----- Material provided
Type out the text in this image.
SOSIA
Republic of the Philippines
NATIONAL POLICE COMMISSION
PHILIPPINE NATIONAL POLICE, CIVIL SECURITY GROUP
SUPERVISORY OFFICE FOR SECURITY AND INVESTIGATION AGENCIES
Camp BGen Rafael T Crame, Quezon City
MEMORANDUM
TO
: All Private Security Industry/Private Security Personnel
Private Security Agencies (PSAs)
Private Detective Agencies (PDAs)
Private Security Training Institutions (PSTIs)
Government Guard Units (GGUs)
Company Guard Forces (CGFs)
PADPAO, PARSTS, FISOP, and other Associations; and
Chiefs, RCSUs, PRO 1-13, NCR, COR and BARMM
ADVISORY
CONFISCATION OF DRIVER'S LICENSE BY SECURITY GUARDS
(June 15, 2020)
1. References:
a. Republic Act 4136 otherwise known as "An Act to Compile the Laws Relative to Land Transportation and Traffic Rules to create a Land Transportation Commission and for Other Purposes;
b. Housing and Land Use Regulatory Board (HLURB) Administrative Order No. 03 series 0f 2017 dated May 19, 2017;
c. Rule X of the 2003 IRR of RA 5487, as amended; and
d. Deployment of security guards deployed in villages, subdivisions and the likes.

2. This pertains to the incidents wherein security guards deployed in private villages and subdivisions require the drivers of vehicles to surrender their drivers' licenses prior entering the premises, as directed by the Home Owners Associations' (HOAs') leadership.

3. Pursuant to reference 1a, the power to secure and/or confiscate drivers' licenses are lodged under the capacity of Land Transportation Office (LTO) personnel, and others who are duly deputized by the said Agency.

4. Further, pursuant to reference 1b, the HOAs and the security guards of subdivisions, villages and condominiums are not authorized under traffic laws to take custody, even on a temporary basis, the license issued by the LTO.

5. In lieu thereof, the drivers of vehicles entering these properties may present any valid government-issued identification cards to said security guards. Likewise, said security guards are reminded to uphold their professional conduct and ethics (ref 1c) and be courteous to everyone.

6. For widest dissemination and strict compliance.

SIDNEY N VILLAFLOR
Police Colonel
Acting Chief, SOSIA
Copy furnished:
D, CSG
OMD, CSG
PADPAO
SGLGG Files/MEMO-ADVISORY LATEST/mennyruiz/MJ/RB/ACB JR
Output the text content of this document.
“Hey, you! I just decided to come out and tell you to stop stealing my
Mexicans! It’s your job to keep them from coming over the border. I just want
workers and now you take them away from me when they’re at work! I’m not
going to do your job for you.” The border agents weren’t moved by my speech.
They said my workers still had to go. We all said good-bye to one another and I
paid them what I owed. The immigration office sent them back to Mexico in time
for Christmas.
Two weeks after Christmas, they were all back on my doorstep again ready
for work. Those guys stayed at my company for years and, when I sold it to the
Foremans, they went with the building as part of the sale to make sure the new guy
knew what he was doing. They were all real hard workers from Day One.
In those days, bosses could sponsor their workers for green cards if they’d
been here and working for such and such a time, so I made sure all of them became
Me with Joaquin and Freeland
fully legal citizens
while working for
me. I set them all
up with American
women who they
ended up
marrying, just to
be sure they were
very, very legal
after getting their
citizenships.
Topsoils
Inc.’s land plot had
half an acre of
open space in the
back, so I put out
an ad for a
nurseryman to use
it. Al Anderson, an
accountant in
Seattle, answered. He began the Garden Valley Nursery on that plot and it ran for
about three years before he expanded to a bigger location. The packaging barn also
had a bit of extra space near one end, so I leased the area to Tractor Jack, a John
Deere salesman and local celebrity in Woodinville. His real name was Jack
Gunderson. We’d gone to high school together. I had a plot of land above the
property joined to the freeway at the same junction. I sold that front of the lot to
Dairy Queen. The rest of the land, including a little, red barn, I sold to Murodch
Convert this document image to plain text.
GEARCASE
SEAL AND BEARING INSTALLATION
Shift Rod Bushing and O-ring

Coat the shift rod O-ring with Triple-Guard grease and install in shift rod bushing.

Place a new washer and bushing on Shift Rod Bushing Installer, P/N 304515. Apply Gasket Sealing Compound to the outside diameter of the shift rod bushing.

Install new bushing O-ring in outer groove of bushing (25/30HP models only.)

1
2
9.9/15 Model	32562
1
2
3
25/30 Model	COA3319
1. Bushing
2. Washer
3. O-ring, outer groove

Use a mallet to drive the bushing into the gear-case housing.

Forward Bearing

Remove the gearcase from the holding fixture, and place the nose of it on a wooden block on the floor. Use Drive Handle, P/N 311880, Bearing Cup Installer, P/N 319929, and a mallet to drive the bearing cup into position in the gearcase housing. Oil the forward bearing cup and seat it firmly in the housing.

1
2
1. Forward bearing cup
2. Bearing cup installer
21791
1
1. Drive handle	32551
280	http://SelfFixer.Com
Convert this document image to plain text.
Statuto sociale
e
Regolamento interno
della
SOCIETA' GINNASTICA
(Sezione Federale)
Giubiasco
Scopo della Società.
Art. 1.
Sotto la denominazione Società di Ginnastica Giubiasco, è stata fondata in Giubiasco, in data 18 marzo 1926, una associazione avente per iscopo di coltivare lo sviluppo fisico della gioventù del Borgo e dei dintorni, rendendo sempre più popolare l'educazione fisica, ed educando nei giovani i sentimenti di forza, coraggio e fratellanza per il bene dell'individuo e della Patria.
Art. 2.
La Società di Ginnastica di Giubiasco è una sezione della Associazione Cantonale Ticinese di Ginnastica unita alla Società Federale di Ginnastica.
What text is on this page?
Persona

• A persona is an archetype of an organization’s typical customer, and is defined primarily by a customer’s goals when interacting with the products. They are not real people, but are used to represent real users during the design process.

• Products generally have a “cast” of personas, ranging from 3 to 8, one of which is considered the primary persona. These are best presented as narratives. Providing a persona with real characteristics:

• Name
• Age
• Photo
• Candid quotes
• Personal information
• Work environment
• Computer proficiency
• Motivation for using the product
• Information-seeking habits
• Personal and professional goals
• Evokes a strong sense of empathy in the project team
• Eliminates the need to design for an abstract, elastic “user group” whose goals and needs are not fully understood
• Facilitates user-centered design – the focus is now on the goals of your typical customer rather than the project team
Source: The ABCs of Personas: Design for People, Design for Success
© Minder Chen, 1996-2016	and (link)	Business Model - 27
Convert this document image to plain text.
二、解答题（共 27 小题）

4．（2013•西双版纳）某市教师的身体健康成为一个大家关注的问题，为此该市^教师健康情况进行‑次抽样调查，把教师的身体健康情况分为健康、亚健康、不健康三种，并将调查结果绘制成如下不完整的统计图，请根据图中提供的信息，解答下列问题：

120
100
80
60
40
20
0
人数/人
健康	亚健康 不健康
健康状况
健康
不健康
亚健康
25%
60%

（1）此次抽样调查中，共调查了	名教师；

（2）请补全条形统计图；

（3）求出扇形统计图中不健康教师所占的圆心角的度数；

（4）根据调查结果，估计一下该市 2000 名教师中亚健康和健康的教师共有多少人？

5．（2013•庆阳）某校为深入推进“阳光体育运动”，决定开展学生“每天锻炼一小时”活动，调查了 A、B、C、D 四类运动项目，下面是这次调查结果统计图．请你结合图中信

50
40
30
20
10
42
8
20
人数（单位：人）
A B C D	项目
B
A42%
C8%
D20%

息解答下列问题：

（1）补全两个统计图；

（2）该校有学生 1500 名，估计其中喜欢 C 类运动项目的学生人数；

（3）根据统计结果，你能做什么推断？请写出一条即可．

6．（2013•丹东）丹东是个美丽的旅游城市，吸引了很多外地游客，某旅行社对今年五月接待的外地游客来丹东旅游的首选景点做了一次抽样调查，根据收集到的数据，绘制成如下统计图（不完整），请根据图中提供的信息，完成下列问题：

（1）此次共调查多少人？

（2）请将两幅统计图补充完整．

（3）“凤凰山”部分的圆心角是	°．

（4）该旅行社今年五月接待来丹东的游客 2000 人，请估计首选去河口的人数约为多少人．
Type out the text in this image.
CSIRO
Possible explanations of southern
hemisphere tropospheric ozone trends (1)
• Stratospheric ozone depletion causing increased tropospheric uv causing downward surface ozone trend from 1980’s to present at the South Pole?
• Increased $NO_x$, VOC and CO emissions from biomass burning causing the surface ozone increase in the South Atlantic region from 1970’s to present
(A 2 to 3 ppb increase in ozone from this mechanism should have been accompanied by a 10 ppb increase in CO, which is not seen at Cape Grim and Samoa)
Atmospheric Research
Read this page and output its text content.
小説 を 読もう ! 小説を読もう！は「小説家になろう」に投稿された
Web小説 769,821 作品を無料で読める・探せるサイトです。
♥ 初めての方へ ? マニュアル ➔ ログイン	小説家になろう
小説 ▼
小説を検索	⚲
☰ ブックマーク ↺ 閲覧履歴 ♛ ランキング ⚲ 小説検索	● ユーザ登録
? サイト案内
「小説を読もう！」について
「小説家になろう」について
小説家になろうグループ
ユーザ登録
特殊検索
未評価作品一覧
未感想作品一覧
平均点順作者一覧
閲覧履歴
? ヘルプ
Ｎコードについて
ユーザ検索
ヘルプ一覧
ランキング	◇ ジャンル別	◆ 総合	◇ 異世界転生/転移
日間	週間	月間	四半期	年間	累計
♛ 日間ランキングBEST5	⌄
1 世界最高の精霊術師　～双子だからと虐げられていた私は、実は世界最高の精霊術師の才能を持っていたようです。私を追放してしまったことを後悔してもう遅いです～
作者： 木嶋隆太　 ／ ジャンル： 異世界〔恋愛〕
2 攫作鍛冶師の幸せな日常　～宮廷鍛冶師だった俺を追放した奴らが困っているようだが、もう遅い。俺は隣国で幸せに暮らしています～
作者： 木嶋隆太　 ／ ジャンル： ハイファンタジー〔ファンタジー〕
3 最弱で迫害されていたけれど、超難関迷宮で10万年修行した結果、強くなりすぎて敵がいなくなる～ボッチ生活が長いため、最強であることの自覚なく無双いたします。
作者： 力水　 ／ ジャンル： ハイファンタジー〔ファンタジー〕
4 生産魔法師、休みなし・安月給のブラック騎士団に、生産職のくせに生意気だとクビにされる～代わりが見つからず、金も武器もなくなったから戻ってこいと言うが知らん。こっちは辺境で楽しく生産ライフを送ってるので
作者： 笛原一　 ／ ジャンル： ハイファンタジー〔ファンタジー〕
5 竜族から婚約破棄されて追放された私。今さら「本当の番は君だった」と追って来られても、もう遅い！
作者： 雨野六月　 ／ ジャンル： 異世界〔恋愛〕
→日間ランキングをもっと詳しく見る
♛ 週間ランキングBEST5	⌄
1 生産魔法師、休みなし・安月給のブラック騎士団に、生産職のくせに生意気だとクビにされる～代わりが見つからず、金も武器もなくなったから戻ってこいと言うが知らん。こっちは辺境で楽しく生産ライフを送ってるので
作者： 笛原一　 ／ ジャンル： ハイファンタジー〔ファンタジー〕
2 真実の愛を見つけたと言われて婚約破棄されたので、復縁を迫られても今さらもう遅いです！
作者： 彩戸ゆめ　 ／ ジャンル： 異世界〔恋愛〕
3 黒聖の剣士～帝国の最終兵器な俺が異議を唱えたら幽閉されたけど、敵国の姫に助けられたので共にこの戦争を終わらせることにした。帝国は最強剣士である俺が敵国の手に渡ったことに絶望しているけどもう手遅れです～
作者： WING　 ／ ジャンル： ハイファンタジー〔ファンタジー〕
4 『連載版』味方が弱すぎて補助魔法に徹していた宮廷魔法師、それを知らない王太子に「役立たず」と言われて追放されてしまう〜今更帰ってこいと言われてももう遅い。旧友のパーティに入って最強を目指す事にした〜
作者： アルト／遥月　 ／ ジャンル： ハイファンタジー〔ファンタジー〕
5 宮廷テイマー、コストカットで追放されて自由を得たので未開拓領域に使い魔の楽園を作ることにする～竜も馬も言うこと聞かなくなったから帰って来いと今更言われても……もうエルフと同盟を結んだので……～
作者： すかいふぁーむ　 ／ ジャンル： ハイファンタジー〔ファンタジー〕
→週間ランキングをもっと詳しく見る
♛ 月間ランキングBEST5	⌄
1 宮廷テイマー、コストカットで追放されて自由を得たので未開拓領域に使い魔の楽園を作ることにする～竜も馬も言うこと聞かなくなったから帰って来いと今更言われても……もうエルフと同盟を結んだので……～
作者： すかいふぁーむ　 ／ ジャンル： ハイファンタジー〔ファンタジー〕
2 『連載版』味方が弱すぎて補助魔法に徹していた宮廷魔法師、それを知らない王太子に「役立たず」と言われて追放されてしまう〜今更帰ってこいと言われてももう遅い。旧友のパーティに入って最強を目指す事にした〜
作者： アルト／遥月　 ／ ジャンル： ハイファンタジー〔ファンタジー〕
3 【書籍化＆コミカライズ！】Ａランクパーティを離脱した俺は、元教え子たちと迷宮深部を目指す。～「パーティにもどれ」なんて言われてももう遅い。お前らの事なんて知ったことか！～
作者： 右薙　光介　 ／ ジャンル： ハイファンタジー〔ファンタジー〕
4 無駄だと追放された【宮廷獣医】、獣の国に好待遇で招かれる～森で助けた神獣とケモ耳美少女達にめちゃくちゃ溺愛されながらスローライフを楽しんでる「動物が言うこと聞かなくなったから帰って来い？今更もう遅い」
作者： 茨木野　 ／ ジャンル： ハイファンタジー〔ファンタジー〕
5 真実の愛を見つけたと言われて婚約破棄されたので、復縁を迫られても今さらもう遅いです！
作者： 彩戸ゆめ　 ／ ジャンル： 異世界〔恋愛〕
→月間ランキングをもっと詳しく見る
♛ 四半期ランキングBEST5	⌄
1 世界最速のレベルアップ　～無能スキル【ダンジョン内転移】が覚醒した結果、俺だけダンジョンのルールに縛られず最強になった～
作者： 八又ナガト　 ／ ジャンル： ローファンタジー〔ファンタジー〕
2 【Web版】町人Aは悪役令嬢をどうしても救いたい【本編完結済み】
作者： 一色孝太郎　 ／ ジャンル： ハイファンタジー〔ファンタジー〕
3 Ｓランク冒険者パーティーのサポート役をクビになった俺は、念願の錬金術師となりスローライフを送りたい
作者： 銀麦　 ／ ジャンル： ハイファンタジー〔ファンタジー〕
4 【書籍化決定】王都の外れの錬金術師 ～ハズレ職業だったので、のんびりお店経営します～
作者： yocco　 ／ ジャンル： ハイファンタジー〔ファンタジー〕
----------
How many lines of these entries hold the string "请根据图中提供的信息"? Answer with the number alone.

Full response: 2